| THE EXERCISE |
Provide the data again in its entirety, exactly as given.

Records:
------------------------------------

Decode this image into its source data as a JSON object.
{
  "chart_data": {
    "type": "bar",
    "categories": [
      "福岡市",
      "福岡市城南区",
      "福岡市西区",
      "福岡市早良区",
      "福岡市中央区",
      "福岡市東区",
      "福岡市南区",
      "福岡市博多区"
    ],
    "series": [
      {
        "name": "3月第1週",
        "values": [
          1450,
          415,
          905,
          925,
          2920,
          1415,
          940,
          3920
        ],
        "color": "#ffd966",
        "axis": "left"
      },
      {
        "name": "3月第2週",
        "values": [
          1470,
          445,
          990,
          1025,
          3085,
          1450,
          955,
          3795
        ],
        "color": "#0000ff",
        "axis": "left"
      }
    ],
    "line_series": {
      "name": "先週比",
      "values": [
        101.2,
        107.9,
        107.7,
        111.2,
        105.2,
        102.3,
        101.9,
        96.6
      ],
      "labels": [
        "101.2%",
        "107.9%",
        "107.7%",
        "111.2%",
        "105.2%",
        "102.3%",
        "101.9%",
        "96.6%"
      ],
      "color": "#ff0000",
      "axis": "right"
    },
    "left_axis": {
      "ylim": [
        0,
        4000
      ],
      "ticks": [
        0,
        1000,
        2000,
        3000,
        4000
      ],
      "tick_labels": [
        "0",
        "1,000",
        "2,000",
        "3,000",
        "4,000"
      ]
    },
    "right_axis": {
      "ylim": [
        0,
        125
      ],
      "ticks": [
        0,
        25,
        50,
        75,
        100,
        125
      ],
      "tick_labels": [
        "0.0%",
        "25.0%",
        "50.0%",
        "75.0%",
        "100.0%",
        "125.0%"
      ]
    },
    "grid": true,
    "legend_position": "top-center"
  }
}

------------------------------------

| EXERCISE OUTPUT |
Decode this image into its source data as a JSON object.
{
  "chart_data": {
    "type": "bar",
    "categories": [
      "福岡市",
      "福岡市城南区",
      "福岡市西区",
      "福岡市早良区",
      "福岡市中央区",
      "福岡市東区",
      "福岡市南区",
      "福岡市博多区"
    ],
    "series": [
      {
        "name": "3月第1週",
        "values": [
          1450,
          415,
          905,
          925,
          2920,
          1415,
          940,
          3920
        ],
        "color": "#ffd966",
        "axis": "left"
      },
      {
        "name": "3月第2週",
        "values": [
          1470,
          445,
          990,
          1025,
          3085,
          1450,
          955,
          3795
        ],
        "color": "#0000ff",
        "axis": "left"
      }
    ],
    "line_series": {
      "name": "先週比",
      "values": [
        101.2,
        107.9,
        107.7,
        111.2,
        105.2,
        102.3,
        101.9,
        96.6
      ],
      "labels": [
        "101.2%",
        "107.9%",
        "107.7%",
        "111.2%",
        "105.2%",
        "102.3%",
        "101.9%",
        "96.6%"
      ],
      "color": "#ff0000",
      "axis": "right"
    },
    "left_axis": {
      "ylim": [
        0,
        4000
      ],
      "ticks": [
        0,
        1000,
        2000,
        3000,
        4000
      ],
      "tick_labels": [
        "0",
        "1,000",
        "2,000",
        "3,000",
        "4,000"
      ]
    },
    "right_axis": {
      "ylim": [
        0,
        125
      ],
      "ticks": [
        0,
        25,
        50,
        75,
        100,
        125
      ],
      "tick_labels": [
        "0.0%",
        "25.0%",
        "50.0%",
        "75.0%",
        "100.0%",
        "125.0%"
      ]
    },
    "grid": true,
    "legend_position": "top-center"
  }
}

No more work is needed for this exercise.